Records excerpted from a collection:
>> start

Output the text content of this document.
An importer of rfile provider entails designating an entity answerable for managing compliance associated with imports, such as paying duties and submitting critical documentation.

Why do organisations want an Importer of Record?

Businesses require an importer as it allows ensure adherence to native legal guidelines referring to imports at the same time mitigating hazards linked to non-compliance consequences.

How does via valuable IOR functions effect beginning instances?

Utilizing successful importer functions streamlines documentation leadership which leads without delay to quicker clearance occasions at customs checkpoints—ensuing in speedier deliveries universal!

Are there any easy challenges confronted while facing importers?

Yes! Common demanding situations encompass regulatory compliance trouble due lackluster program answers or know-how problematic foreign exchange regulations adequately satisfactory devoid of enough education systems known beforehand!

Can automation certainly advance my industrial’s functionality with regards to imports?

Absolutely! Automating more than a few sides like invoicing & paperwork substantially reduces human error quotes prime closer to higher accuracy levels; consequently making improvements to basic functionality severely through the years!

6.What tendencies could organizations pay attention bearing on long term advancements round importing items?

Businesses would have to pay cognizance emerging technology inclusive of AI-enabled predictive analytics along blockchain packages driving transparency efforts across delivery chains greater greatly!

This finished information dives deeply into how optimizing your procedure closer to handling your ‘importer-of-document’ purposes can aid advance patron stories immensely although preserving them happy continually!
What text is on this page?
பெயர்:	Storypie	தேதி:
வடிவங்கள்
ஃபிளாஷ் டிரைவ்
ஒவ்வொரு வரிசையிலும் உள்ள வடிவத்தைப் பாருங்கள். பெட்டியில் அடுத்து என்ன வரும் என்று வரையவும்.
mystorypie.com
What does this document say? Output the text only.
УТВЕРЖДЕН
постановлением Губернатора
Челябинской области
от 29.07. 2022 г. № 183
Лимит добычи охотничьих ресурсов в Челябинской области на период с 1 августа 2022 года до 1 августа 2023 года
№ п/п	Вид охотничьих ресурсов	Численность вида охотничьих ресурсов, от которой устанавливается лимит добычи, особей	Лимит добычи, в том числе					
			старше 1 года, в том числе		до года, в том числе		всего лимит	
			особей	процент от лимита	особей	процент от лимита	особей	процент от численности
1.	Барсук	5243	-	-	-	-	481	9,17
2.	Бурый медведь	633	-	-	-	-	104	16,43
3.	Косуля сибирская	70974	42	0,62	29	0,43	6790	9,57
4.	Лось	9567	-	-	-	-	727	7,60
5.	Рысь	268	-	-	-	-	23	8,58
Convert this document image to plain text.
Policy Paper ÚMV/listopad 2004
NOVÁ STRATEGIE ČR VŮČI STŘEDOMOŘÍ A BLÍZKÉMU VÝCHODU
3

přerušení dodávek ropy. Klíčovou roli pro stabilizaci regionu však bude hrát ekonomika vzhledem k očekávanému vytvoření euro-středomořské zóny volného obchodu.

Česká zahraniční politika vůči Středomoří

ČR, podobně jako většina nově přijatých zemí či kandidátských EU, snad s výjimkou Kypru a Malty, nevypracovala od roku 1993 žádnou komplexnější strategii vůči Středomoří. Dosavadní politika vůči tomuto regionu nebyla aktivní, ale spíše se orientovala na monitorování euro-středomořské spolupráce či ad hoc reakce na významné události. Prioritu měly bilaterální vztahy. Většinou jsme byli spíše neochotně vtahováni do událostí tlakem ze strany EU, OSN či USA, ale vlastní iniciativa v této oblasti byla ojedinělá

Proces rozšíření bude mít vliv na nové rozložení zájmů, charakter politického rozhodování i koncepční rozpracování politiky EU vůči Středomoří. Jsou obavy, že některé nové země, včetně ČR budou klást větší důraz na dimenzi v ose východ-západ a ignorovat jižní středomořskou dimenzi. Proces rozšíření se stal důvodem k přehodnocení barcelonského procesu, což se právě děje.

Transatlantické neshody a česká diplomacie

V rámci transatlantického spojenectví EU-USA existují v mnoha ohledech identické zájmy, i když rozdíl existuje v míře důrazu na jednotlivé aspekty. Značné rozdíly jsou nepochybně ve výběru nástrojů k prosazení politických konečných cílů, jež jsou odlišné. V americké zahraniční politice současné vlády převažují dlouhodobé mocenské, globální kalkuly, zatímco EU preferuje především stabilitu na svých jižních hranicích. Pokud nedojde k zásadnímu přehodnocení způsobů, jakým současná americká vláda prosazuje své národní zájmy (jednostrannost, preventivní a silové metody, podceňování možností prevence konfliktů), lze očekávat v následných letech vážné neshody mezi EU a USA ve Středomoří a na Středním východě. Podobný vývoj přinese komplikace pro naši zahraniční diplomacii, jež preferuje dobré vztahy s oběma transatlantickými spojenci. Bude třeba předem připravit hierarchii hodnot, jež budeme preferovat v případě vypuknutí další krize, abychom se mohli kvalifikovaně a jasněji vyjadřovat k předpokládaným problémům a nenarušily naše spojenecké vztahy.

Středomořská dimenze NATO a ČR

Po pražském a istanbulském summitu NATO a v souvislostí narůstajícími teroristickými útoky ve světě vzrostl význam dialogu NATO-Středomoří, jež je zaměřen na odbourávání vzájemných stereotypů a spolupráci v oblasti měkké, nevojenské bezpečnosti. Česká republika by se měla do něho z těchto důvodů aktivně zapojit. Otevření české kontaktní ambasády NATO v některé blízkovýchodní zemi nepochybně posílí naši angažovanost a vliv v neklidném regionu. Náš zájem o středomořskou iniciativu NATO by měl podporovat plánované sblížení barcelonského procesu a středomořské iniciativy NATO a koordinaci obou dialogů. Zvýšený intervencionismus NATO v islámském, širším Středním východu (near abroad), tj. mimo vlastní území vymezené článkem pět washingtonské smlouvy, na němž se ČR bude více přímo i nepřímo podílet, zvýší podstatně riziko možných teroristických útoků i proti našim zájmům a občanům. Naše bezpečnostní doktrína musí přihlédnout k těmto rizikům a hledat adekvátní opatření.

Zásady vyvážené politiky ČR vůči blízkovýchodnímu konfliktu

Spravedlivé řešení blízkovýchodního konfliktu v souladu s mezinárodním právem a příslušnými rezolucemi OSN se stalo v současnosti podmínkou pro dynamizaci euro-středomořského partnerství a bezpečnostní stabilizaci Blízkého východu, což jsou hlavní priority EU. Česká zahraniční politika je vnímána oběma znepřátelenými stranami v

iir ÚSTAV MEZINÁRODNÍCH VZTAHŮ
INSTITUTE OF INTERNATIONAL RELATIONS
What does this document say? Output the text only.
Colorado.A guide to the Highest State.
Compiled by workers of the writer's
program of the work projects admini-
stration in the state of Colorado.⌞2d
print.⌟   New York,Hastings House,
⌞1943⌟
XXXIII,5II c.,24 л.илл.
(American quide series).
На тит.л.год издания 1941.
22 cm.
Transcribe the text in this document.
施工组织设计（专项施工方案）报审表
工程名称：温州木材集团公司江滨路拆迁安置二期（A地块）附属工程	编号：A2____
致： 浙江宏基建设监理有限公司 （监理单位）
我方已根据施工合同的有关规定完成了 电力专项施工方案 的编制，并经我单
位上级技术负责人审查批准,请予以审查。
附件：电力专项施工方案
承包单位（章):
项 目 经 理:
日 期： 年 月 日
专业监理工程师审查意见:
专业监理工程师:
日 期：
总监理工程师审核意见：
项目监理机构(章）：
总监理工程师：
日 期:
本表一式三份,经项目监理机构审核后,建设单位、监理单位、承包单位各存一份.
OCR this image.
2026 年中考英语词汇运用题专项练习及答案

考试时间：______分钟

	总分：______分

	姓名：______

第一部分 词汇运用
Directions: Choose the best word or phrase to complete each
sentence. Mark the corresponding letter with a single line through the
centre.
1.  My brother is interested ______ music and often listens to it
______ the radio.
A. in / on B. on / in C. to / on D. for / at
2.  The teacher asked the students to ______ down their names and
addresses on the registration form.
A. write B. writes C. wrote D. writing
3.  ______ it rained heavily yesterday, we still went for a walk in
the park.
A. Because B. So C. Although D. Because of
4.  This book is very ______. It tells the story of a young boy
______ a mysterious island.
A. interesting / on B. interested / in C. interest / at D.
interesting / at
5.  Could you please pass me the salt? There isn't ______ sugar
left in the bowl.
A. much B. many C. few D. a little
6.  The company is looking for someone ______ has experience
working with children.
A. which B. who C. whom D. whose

>> end

- Your objective
All lines holding the word "image" should be picked out and copied.

- Answer in full
Convert this document image to plain text.
OCR this image.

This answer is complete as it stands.